§ **WHAT TO DO**: Select, from the data, each line where "Information" occurs.

=======

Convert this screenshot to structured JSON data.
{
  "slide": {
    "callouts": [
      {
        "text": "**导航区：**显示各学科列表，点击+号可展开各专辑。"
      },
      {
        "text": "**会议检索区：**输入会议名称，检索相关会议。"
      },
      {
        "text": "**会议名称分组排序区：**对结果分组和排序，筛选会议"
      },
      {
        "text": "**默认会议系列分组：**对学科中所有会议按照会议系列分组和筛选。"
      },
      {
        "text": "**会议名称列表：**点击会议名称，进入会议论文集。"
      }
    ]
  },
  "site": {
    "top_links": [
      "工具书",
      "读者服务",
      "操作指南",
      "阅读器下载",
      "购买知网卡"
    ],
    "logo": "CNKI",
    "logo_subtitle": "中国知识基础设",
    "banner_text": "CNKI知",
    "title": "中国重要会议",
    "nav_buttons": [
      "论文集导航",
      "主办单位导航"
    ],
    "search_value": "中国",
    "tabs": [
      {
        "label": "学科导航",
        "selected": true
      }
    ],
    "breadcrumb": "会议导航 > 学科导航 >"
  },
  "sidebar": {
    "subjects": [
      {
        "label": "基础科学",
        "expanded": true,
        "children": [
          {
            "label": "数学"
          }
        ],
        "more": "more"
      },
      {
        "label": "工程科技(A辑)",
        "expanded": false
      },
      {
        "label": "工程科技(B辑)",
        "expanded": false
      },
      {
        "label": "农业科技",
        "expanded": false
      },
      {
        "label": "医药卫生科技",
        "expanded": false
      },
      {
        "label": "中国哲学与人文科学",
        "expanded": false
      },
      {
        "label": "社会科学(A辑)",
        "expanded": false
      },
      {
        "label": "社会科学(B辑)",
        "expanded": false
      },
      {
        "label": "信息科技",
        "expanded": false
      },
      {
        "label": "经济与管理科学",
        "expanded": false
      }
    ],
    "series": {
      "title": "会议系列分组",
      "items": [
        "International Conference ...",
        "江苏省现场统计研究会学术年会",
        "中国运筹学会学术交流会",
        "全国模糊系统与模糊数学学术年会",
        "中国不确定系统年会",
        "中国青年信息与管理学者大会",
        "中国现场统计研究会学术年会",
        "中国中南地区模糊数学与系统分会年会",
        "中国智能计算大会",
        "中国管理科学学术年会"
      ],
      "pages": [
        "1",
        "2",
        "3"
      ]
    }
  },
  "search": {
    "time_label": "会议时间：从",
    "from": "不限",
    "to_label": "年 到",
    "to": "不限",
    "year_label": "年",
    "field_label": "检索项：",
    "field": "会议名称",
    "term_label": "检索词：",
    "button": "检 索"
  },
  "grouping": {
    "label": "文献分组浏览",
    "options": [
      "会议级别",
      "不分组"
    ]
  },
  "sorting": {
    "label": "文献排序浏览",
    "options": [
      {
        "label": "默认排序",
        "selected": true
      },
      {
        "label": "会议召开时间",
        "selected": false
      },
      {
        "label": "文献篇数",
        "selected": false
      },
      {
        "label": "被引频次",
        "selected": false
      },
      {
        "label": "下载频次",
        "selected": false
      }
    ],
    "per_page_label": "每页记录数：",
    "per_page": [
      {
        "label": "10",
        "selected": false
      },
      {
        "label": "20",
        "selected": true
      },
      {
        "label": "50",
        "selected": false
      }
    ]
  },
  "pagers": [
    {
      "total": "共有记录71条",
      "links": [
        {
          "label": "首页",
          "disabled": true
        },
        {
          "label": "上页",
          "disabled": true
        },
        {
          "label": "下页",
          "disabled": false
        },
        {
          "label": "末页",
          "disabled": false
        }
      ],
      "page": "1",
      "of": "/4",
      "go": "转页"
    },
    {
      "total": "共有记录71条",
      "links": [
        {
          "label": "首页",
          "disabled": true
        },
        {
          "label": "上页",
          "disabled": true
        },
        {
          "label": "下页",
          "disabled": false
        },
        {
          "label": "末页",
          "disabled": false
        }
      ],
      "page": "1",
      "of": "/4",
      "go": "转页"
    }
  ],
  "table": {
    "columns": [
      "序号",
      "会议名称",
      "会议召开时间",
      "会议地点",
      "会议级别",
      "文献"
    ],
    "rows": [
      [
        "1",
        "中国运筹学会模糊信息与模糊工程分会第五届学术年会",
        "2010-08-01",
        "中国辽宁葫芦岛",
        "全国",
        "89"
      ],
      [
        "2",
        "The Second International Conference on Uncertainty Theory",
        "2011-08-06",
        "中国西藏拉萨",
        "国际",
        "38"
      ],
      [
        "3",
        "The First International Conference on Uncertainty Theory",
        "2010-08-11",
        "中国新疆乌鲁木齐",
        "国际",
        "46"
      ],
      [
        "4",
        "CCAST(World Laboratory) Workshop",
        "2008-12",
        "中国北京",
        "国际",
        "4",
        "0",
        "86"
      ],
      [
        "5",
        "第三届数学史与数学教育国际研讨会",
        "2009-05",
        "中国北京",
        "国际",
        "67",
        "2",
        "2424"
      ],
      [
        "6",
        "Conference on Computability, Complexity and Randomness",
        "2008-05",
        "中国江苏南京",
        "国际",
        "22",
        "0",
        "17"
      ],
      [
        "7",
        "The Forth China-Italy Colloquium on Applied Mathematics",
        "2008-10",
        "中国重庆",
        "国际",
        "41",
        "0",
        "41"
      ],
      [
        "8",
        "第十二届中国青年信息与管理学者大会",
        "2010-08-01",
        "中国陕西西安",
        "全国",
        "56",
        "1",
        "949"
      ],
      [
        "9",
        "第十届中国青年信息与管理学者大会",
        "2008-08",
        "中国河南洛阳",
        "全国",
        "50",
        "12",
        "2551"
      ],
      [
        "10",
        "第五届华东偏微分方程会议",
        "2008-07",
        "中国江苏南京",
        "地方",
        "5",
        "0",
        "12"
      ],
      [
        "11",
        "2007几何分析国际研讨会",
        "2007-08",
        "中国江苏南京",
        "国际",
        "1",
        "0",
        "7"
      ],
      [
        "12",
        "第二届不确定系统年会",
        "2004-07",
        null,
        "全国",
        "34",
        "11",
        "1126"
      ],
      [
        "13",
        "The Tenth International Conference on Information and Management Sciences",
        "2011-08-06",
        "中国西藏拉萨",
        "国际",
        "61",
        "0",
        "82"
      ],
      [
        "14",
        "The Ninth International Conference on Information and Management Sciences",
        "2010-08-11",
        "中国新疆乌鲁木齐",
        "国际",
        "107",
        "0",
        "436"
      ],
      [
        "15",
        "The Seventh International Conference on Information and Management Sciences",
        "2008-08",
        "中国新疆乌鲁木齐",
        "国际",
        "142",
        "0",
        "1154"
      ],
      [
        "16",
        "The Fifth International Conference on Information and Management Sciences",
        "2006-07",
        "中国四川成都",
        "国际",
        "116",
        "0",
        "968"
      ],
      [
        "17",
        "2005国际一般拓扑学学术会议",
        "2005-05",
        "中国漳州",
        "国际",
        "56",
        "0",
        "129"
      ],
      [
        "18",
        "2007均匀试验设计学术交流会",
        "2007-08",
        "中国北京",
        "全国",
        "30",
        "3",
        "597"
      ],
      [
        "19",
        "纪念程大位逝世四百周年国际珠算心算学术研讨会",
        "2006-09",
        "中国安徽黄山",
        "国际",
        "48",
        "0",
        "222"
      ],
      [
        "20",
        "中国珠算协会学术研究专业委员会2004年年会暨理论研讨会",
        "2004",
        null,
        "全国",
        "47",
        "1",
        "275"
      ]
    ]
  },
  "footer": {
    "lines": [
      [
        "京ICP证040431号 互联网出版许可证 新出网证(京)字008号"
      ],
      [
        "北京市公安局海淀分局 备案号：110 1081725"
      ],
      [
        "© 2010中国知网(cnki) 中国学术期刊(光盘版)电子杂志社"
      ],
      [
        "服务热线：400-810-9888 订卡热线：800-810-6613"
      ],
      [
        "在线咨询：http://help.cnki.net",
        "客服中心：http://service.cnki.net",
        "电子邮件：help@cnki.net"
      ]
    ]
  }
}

=======

§ **COMPLETE ANSWER**:
        "The Tenth International Conference on Information and Management Sciences",
        "The Ninth International Conference on Information and Management Sciences",
        "The Seventh International Conference on Information and Management Sciences",
        "The Fifth International Conference on Information and Management Sciences",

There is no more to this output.